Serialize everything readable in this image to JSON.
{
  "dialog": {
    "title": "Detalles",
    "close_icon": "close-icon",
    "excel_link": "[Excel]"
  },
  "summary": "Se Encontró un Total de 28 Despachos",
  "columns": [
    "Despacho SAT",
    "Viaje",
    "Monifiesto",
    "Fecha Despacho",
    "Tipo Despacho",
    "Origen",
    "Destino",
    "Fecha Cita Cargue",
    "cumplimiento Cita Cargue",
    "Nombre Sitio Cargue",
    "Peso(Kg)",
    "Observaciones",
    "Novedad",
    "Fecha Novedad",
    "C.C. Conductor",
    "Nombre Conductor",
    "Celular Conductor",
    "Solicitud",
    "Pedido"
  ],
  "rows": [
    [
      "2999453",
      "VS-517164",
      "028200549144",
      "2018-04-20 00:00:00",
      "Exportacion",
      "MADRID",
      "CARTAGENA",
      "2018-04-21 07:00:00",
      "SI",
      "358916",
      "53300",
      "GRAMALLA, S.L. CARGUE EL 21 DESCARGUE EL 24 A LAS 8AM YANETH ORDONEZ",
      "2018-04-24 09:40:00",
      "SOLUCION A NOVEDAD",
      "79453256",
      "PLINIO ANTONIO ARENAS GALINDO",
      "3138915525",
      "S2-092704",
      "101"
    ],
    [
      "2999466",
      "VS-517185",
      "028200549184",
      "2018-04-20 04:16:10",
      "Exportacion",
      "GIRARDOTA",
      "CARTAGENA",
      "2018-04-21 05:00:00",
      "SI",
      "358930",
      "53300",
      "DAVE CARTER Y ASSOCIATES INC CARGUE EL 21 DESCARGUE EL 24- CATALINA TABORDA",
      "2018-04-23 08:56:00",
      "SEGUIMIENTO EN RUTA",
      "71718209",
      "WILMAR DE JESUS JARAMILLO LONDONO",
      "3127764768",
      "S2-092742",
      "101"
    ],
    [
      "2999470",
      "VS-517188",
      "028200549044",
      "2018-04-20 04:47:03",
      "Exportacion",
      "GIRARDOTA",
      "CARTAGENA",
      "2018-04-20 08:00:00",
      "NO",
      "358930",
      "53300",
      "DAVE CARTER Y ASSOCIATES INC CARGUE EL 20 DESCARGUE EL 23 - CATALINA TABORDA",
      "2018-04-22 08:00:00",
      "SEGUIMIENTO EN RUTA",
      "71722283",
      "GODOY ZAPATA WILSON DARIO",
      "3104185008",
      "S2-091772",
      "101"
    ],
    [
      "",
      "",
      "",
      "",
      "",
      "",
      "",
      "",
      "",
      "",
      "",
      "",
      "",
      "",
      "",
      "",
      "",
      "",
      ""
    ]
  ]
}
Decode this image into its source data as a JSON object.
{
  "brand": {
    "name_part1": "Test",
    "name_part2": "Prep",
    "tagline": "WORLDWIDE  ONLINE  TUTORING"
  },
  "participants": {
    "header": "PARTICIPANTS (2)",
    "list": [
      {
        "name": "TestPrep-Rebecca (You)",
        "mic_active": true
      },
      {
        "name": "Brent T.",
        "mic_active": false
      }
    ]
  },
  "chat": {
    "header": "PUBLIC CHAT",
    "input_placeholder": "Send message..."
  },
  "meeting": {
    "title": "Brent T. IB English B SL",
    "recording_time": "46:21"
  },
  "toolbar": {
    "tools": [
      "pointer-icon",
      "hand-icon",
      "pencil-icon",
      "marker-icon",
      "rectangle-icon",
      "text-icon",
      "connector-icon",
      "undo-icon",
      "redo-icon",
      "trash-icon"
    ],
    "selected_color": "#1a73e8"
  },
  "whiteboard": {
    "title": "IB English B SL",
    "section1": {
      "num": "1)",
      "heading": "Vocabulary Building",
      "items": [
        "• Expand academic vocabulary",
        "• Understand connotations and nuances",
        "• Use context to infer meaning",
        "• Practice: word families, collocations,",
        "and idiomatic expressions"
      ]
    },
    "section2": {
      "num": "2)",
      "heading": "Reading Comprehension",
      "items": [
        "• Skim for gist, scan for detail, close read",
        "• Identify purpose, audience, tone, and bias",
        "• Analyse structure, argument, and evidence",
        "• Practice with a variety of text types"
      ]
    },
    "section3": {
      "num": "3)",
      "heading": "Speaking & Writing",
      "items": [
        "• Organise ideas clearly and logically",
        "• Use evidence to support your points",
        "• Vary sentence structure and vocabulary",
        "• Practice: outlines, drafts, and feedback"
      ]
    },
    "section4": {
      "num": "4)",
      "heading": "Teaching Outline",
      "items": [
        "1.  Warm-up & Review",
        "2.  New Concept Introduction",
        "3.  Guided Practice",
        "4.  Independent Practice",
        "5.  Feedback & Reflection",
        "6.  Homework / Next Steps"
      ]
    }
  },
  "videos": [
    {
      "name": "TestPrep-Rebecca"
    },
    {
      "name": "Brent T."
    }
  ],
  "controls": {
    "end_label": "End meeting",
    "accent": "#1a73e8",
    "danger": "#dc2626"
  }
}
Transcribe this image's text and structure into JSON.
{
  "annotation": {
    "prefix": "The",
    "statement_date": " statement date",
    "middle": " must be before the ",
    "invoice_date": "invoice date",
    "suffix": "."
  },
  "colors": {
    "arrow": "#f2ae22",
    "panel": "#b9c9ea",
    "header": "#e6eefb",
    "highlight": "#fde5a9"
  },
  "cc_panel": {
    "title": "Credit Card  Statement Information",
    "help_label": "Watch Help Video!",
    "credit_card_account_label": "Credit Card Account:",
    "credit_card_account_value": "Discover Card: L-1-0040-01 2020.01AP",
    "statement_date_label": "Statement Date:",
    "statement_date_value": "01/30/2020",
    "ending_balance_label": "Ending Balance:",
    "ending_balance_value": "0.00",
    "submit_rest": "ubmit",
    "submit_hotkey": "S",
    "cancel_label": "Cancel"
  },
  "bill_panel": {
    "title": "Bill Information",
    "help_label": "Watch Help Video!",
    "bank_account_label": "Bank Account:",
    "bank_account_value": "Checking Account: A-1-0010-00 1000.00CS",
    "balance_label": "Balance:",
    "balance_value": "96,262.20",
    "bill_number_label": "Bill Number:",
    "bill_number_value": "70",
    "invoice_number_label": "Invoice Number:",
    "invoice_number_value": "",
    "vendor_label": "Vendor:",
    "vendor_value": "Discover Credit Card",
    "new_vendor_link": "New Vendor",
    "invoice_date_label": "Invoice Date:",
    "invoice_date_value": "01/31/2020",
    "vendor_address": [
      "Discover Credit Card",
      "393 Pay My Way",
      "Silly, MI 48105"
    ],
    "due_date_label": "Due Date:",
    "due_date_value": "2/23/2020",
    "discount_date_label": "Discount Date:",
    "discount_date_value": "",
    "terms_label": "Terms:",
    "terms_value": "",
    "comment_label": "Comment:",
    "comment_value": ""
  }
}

▸ **The request**
Filter the data for the string "CATALINA" and copy every line that has it.

▸ **Answer**
      "DAVE CARTER Y ASSOCIATES INC CARGUE EL 21 DESCARGUE EL 24- CATALINA TABORDA",
      "DAVE CARTER Y ASSOCIATES INC CARGUE EL 20 DESCARGUE EL 23 - CATALINA TABORDA",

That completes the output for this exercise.